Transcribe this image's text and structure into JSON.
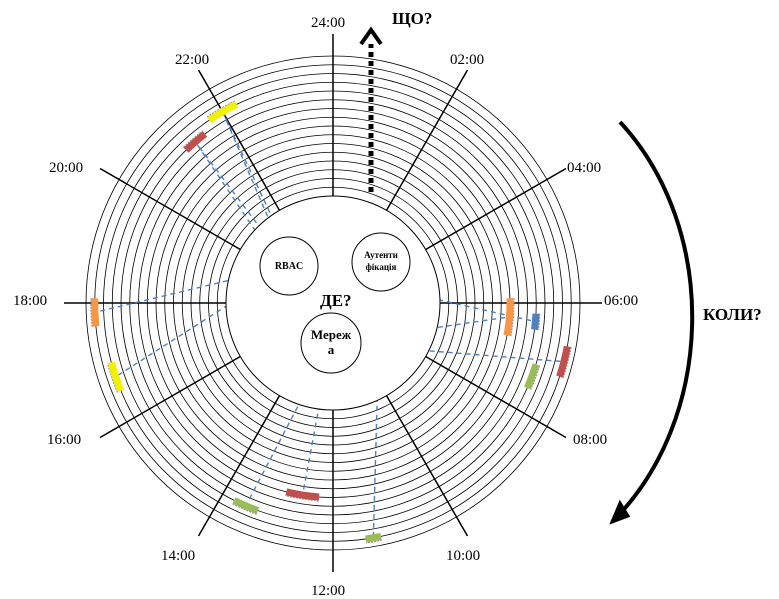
{
  "hour_labels": {
    "h24": "24:00",
    "h02": "02:00",
    "h04": "04:00",
    "h06": "06:00",
    "h08": "08:00",
    "h10": "10:00",
    "h12": "12:00",
    "h14": "14:00",
    "h16": "16:00",
    "h18": "18:00",
    "h20": "20:00",
    "h22": "22:00"
  },
  "questions": {
    "what": "ЩО?",
    "when": "КОЛИ?",
    "where": "ДЕ?"
  },
  "nodes": {
    "rbac": "RBAC",
    "auth_line1": "Аутенти",
    "auth_line2": "фікація",
    "net_line1": "Мереж",
    "net_line2": "а"
  },
  "colors": {
    "yellow": "#f2f200",
    "red": "#c0504d",
    "orange": "#f79646",
    "blue": "#4f81bd",
    "green": "#9bbb59",
    "dash": "#4f81bd"
  },
  "events": [
    {
      "hour": 22.0,
      "ring": 13,
      "span": 0.55,
      "color": "yellow"
    },
    {
      "hour": 21.3,
      "ring": 12,
      "span": 0.45,
      "color": "red"
    },
    {
      "hour": 17.85,
      "ring": 15,
      "span": 0.45,
      "color": "orange"
    },
    {
      "hour": 16.75,
      "ring": 14,
      "span": 0.5,
      "color": "yellow"
    },
    {
      "hour": 6.3,
      "ring": 8,
      "span": 0.8,
      "color": "orange"
    },
    {
      "hour": 6.35,
      "ring": 11,
      "span": 0.3,
      "color": "blue"
    },
    {
      "hour": 6.95,
      "ring": 15,
      "span": 0.5,
      "color": "red"
    },
    {
      "hour": 7.35,
      "ring": 12,
      "span": 0.45,
      "color": "green"
    },
    {
      "hour": 13.55,
      "ring": 13,
      "span": 0.45,
      "color": "green"
    },
    {
      "hour": 12.6,
      "ring": 10,
      "span": 0.65,
      "color": "red"
    },
    {
      "hour": 11.35,
      "ring": 15,
      "span": 0.25,
      "color": "green"
    }
  ]
}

PROBLEM STATEMENT
Make an exact copy of all entries above, dropping the images.

RESPONSE
Transcribe this image's text and structure into JSON.
{
  "hour_labels": {
    "h24": "24:00",
    "h02": "02:00",
    "h04": "04:00",
    "h06": "06:00",
    "h08": "08:00",
    "h10": "10:00",
    "h12": "12:00",
    "h14": "14:00",
    "h16": "16:00",
    "h18": "18:00",
    "h20": "20:00",
    "h22": "22:00"
  },
  "questions": {
    "what": "ЩО?",
    "when": "КОЛИ?",
    "where": "ДЕ?"
  },
  "nodes": {
    "rbac": "RBAC",
    "auth_line1": "Аутенти",
    "auth_line2": "фікація",
    "net_line1": "Мереж",
    "net_line2": "а"
  },
  "colors": {
    "yellow": "#f2f200",
    "red": "#c0504d",
    "orange": "#f79646",
    "blue": "#4f81bd",
    "green": "#9bbb59",
    "dash": "#4f81bd"
  },
  "events": [
    {
      "hour": 22.0,
      "ring": 13,
      "span": 0.55,
      "color": "yellow"
    },
    {
      "hour": 21.3,
      "ring": 12,
      "span": 0.45,
      "color": "red"
    },
    {
      "hour": 17.85,
      "ring": 15,
      "span": 0.45,
      "color": "orange"
    },
    {
      "hour": 16.75,
      "ring": 14,
      "span": 0.5,
      "color": "yellow"
    },
    {
      "hour": 6.3,
      "ring": 8,
      "span": 0.8,
      "color": "orange"
    },
    {
      "hour": 6.35,
      "ring": 11,
      "span": 0.3,
      "color": "blue"
    },
    {
      "hour": 6.95,
      "ring": 15,
      "span": 0.5,
      "color": "red"
    },
    {
      "hour": 7.35,
      "ring": 12,
      "span": 0.45,
      "color": "green"
    },
    {
      "hour": 13.55,
      "ring": 13,
      "span": 0.45,
      "color": "green"
    },
    {
      "hour": 12.6,
      "ring": 10,
      "span": 0.65,
      "color": "red"
    },
    {
      "hour": 11.35,
      "ring": 15,
      "span": 0.25,
      "color": "green"
    }
  ]
}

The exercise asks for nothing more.